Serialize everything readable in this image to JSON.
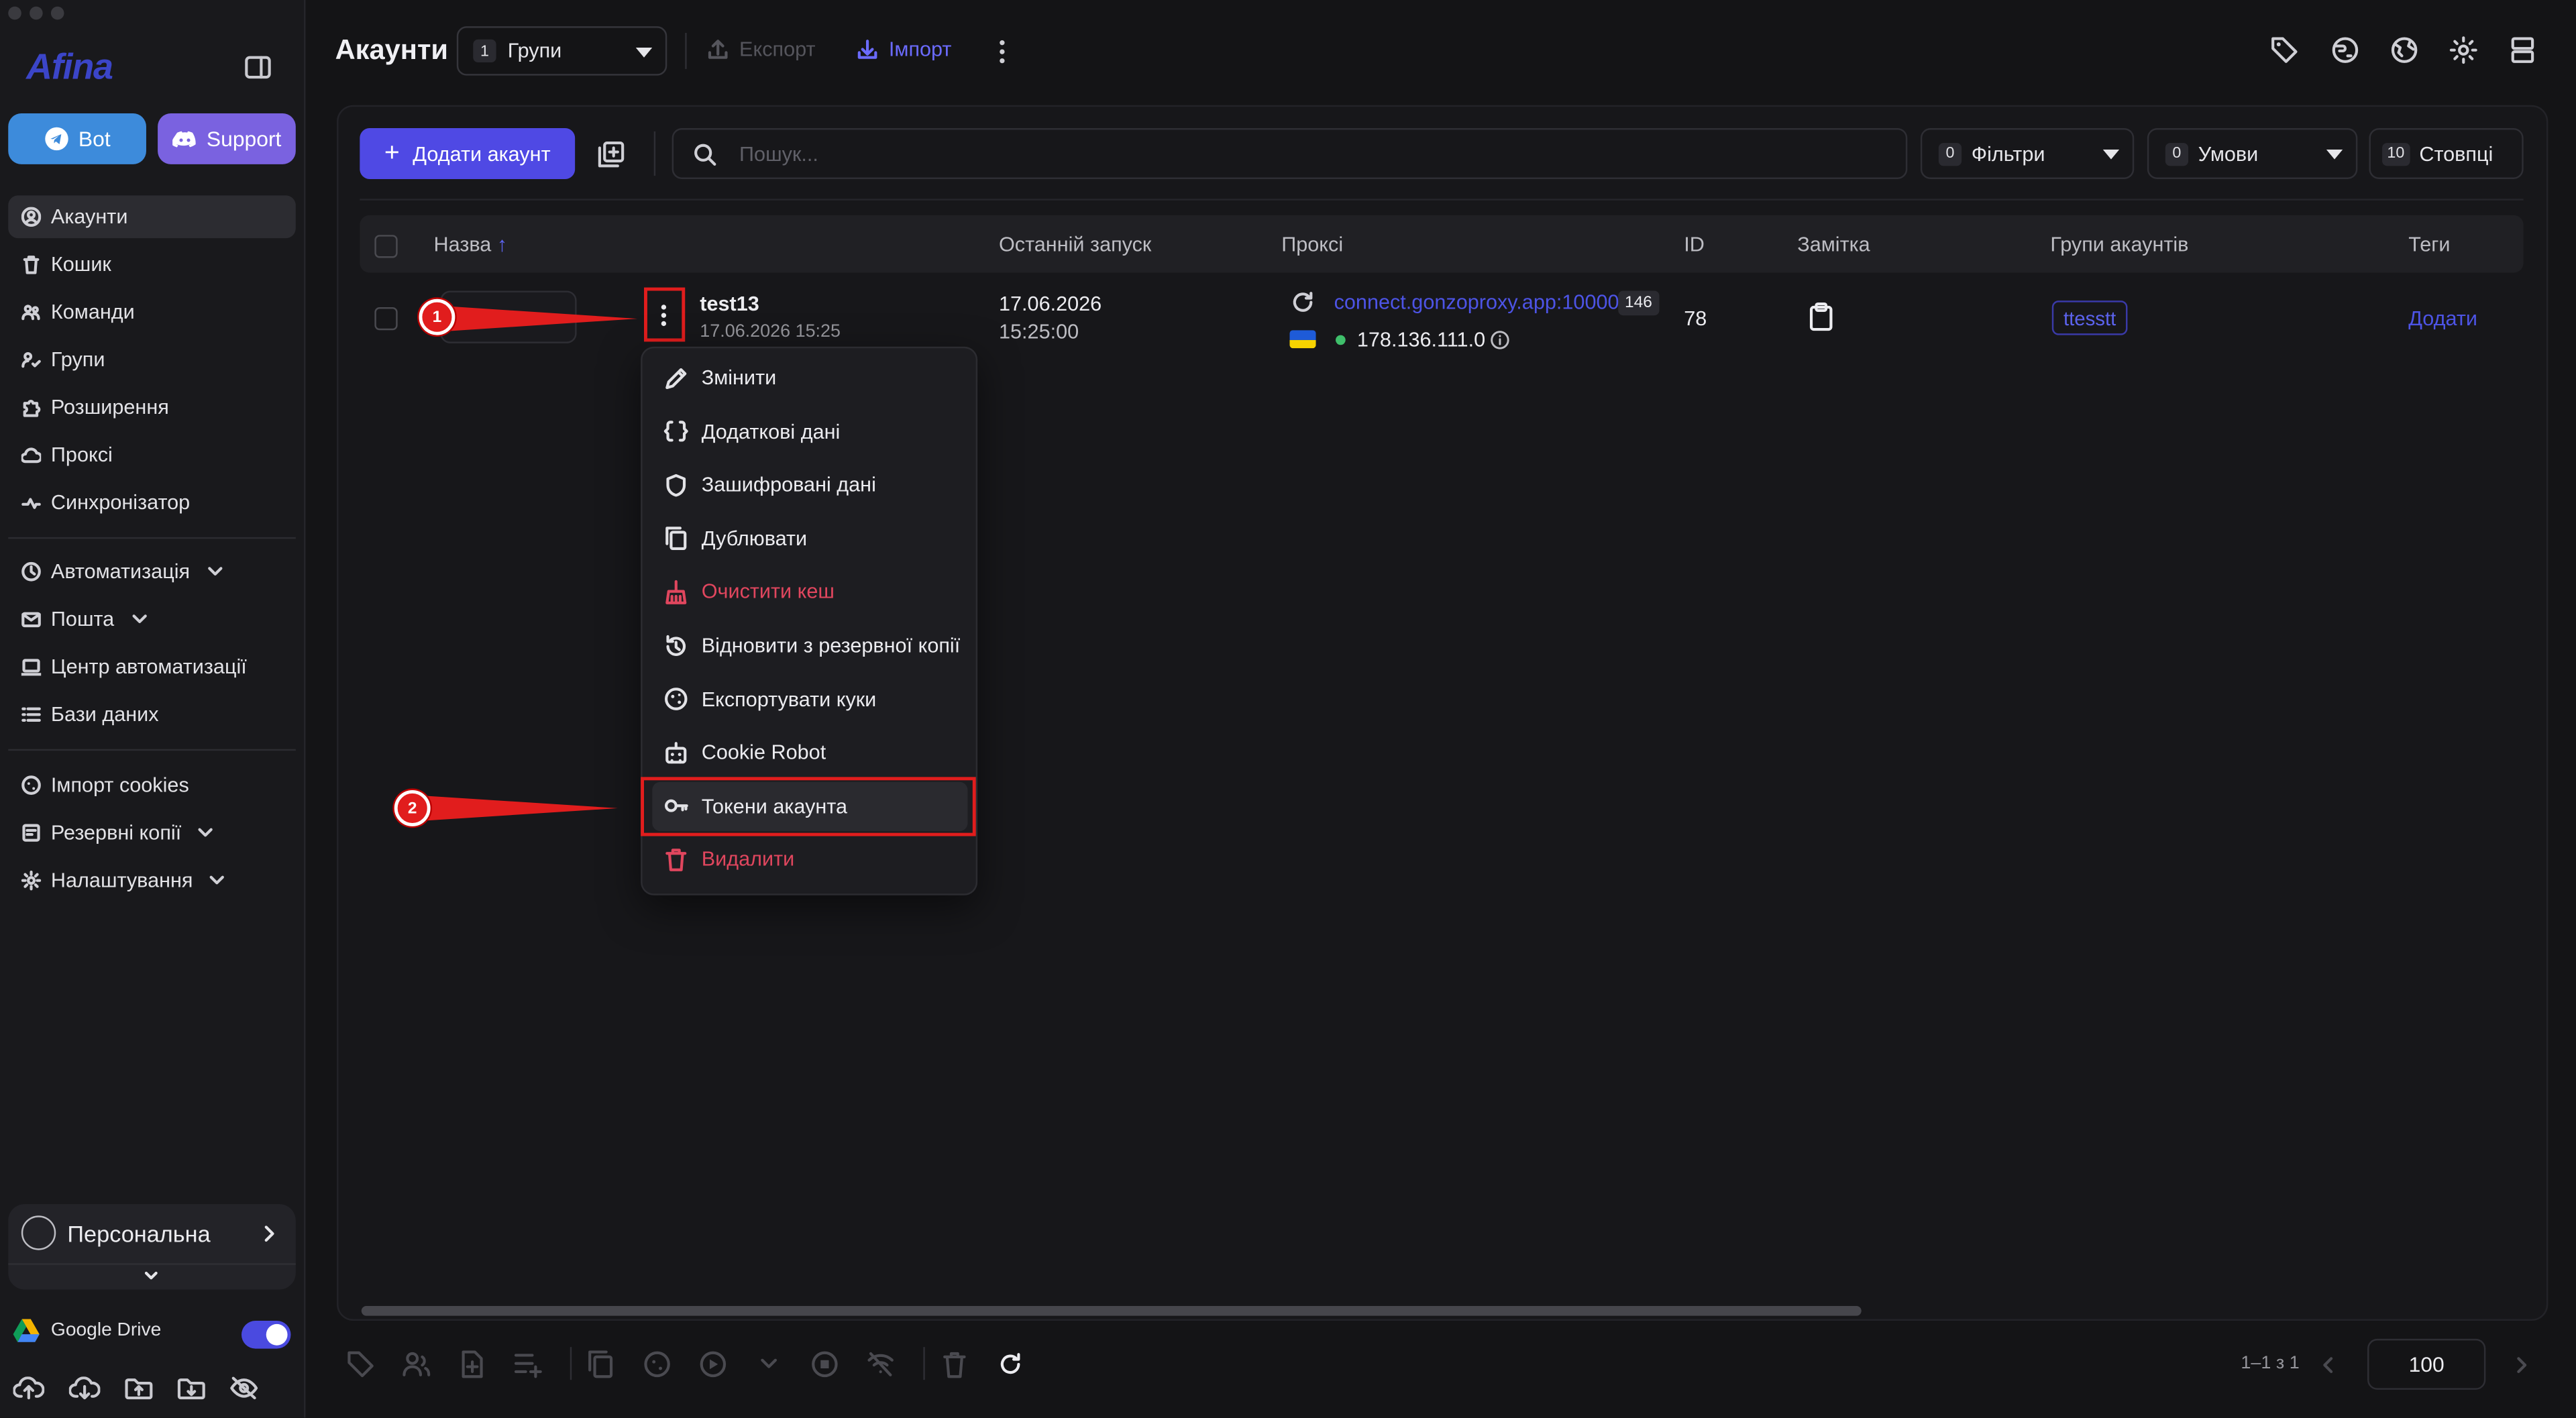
{
  "window": {
    "app": "Afina"
  },
  "sidebar": {
    "logo": "Afina",
    "bot_label": "Bot",
    "support_label": "Support",
    "group1": [
      "Акаунти",
      "Кошик",
      "Команди",
      "Групи",
      "Розширення",
      "Проксі",
      "Синхронізатор"
    ],
    "group2": [
      "Автоматизація",
      "Пошта",
      "Центр автоматизації",
      "Бази даних"
    ],
    "group3": [
      "Імпорт cookies",
      "Резервні копії",
      "Налаштування"
    ],
    "profile": "Персональна",
    "google_drive": "Google Drive",
    "google_drive_enabled": true
  },
  "header": {
    "title": "Акаунти",
    "groups_count": "1",
    "groups_label": "Групи",
    "export_label": "Експорт",
    "import_label": "Імпорт"
  },
  "toolbar": {
    "add_account": "Додати акаунт",
    "search_placeholder": "Пошук...",
    "filters_count": "0",
    "filters_label": "Фільтри",
    "conditions_count": "0",
    "conditions_label": "Умови",
    "columns_count": "10",
    "columns_label": "Стовпці"
  },
  "table": {
    "columns": [
      "Назва",
      "Останній запуск",
      "Проксі",
      "ID",
      "Замітка",
      "Групи акаунтів",
      "Теги"
    ],
    "row": {
      "name": "test13",
      "created": "17.06.2026 15:25",
      "last_run_date": "17.06.2026",
      "last_run_time": "15:25:00",
      "proxy_host": "connect.gonzoproxy.app:10000",
      "proxy_count": "146",
      "proxy_ip": "178.136.111.0",
      "id": "78",
      "group_tag": "ttesstt",
      "tags_add": "Додати"
    }
  },
  "context_menu": {
    "items": [
      "Змінити",
      "Додаткові дані",
      "Зашифровані дані",
      "Дублювати",
      "Очистити кеш",
      "Відновити з резервної копії",
      "Експортувати куки",
      "Cookie Robot",
      "Токени акаунта",
      "Видалити"
    ],
    "highlighted": "Токени акаунта"
  },
  "annotations": {
    "marker1": "1",
    "marker2": "2"
  },
  "pagination": {
    "range": "1–1 з 1",
    "page_size": "100"
  },
  "colors": {
    "accent": "#4f49e4",
    "danger": "#e0465e",
    "annotation": "#e11d1d"
  }
}
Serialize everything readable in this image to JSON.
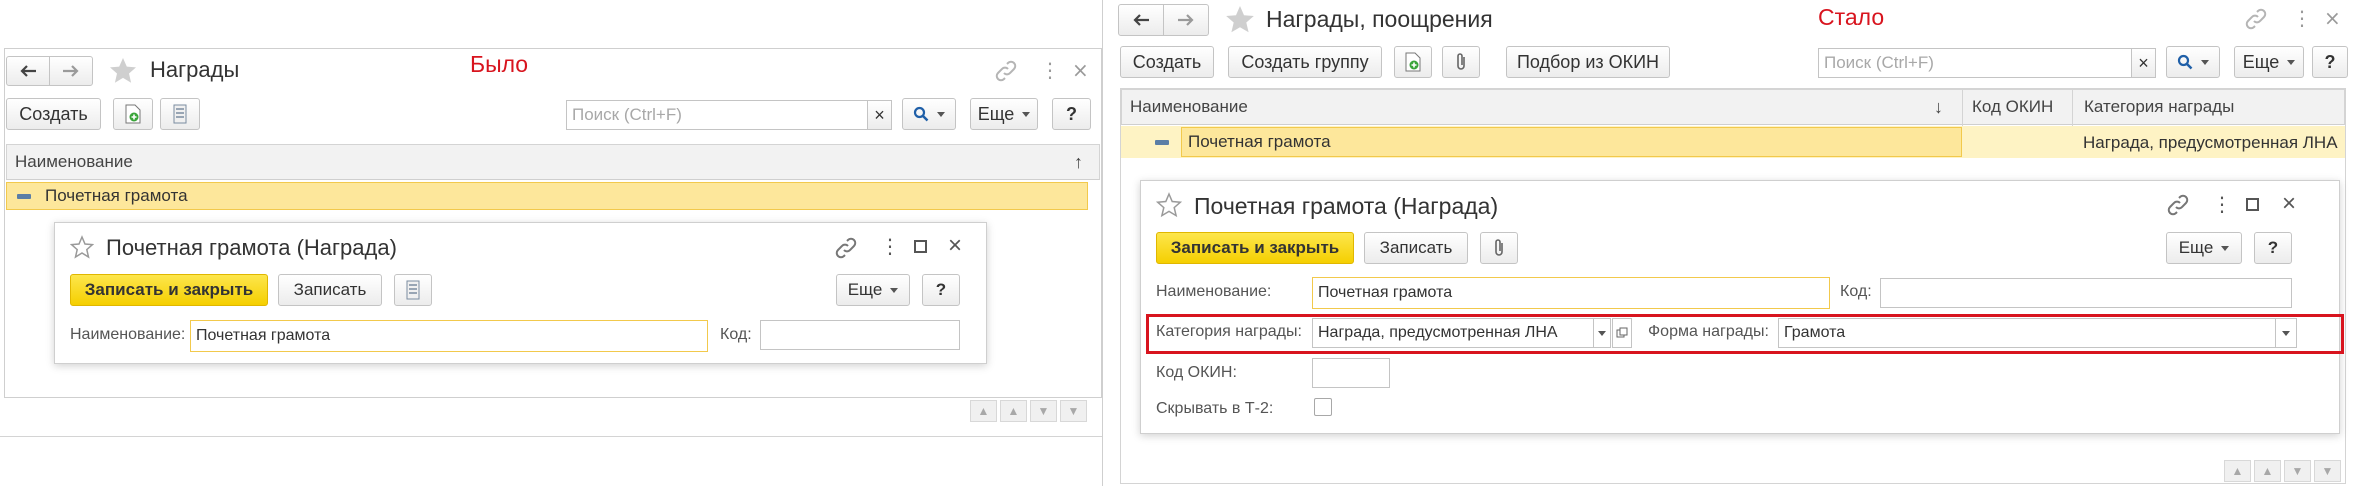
****
▶ **Exercise requirements**
Would you mind returning each entry above word for word, skipping the images?

▶ **Solution below**
Serialize everything readable in this image to JSON.
{
  "window": {
    "app": "Afina"
  },
  "sidebar": {
    "logo": "Afina",
    "bot_label": "Bot",
    "support_label": "Support",
    "group1": [
      "Акаунти",
      "Кошик",
      "Команди",
      "Групи",
      "Розширення",
      "Проксі",
      "Синхронізатор"
    ],
    "group2": [
      "Автоматизація",
      "Пошта",
      "Центр автоматизації",
      "Бази даних"
    ],
    "group3": [
      "Імпорт cookies",
      "Резервні копії",
      "Налаштування"
    ],
    "profile": "Персональна",
    "google_drive": "Google Drive",
    "google_drive_enabled": true
  },
  "header": {
    "title": "Акаунти",
    "groups_count": "1",
    "groups_label": "Групи",
    "export_label": "Експорт",
    "import_label": "Імпорт"
  },
  "toolbar": {
    "add_account": "Додати акаунт",
    "search_placeholder": "Пошук...",
    "filters_count": "0",
    "filters_label": "Фільтри",
    "conditions_count": "0",
    "conditions_label": "Умови",
    "columns_count": "10",
    "columns_label": "Стовпці"
  },
  "table": {
    "columns": [
      "Назва",
      "Останній запуск",
      "Проксі",
      "ID",
      "Замітка",
      "Групи акаунтів",
      "Теги"
    ],
    "row": {
      "name": "test13",
      "created": "17.06.2026 15:25",
      "last_run_date": "17.06.2026",
      "last_run_time": "15:25:00",
      "proxy_host": "connect.gonzoproxy.app:10000",
      "proxy_count": "146",
      "proxy_ip": "178.136.111.0",
      "id": "78",
      "group_tag": "ttesstt",
      "tags_add": "Додати"
    }
  },
  "context_menu": {
    "items": [
      "Змінити",
      "Додаткові дані",
      "Зашифровані дані",
      "Дублювати",
      "Очистити кеш",
      "Відновити з резервної копії",
      "Експортувати куки",
      "Cookie Robot",
      "Токени акаунта",
      "Видалити"
    ],
    "highlighted": "Токени акаунта"
  },
  "annotations": {
    "marker1": "1",
    "marker2": "2"
  },
  "pagination": {
    "range": "1–1 з 1",
    "page_size": "100"
  },
  "colors": {
    "accent": "#4f49e4",
    "danger": "#e0465e",
    "annotation": "#e11d1d"
  }
}
Serialize everything readable in this image to JSON.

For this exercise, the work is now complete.